» **Aim of the task**
Where does the string "диаметру" appear in the records? Copy every line that contains it.

[Extracted records]

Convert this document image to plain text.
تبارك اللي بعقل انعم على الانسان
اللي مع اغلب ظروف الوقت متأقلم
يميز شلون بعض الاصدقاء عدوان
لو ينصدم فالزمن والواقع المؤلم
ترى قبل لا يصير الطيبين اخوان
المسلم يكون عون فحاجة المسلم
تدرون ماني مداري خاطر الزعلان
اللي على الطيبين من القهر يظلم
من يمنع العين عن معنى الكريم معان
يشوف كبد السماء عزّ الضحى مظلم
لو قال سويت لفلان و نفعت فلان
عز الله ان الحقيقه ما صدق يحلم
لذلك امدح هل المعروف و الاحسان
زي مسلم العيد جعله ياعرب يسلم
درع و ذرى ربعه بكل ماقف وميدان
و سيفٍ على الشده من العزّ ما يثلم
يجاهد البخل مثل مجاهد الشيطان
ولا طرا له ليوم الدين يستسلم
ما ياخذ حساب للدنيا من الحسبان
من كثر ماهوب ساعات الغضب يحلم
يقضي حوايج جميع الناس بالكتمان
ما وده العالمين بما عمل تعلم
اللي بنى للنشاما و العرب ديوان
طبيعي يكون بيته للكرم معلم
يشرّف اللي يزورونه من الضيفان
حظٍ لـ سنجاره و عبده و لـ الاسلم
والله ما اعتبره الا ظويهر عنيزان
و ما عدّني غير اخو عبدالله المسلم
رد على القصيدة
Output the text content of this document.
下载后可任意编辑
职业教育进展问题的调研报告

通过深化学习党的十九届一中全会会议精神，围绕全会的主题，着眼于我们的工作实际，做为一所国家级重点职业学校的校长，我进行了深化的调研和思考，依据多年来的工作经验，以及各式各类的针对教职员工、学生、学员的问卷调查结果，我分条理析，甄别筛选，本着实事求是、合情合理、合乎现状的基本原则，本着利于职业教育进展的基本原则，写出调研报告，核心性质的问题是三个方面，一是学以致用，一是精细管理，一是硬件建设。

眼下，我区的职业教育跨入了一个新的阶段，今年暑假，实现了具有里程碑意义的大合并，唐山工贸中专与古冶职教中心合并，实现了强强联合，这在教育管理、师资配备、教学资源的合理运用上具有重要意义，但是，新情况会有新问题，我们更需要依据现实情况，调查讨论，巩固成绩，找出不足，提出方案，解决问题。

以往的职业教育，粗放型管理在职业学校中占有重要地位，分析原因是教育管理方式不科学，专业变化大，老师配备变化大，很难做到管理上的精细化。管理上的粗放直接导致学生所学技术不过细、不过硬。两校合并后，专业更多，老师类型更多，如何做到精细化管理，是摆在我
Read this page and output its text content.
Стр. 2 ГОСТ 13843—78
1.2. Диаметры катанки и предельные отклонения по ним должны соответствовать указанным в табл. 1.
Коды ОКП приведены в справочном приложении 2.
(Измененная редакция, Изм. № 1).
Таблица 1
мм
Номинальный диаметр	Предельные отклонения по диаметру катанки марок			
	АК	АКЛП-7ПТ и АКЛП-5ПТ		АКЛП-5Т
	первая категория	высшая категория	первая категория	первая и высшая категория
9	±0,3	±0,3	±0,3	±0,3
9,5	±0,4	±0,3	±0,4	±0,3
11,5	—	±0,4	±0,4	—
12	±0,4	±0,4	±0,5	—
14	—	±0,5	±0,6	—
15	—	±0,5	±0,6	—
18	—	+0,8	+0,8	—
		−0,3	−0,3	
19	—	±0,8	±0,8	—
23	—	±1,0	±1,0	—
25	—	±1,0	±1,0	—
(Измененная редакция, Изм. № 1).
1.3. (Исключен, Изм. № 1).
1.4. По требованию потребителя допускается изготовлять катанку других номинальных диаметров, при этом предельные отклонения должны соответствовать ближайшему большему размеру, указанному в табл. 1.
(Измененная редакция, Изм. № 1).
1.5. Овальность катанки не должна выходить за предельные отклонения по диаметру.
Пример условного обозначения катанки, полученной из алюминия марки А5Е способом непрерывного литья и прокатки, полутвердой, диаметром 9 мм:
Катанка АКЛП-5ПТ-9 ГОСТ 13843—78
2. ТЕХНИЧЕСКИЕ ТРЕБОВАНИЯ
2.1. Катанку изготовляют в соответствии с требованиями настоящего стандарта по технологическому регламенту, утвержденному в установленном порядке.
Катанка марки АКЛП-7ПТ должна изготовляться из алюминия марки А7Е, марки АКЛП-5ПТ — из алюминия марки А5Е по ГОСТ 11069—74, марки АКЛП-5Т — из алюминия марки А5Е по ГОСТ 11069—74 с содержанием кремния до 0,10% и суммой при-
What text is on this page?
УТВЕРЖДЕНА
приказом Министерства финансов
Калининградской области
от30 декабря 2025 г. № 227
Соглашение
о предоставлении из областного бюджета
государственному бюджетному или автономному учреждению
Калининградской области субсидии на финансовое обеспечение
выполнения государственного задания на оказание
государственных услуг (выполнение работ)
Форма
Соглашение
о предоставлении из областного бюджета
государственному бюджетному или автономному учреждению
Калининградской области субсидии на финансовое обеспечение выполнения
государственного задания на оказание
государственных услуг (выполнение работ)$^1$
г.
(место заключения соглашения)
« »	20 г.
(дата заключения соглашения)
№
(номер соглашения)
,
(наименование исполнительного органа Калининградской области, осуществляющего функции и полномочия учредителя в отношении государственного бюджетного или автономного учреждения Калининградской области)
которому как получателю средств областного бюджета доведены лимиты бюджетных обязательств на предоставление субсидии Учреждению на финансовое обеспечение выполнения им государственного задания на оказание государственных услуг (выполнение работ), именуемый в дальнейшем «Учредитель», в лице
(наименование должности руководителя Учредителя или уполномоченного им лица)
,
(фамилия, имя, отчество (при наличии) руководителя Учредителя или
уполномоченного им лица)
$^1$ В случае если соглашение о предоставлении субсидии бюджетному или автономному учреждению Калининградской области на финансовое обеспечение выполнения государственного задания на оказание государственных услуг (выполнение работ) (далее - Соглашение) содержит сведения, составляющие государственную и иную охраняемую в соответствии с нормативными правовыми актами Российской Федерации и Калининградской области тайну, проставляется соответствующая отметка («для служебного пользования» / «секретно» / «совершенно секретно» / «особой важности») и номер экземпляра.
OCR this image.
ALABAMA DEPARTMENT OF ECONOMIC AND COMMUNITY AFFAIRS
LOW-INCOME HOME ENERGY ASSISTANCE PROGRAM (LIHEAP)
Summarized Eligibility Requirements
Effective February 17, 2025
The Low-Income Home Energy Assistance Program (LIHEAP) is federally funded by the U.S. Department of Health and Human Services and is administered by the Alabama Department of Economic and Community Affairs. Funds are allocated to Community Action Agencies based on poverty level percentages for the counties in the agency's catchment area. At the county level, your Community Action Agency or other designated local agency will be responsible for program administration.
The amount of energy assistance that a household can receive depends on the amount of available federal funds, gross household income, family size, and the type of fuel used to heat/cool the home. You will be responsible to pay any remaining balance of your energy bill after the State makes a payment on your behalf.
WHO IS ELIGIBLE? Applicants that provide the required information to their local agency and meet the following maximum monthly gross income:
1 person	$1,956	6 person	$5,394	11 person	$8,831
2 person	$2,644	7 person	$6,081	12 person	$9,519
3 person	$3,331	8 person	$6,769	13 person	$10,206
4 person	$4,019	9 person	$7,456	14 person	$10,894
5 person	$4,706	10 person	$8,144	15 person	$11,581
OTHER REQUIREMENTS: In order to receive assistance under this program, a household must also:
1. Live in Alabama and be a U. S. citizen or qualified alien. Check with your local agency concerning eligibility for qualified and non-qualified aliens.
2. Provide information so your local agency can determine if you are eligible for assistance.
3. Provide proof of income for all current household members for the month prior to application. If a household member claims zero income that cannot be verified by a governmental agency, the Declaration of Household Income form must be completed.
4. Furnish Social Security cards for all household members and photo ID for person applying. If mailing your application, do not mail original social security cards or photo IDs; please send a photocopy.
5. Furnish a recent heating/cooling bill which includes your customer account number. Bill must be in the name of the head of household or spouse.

» **Written solution**
Номинальный диаметр	Предельные отклонения по диаметру катанки марок			
1.5. Овальность катанки не должна выходить за предельные отклонения по диаметру.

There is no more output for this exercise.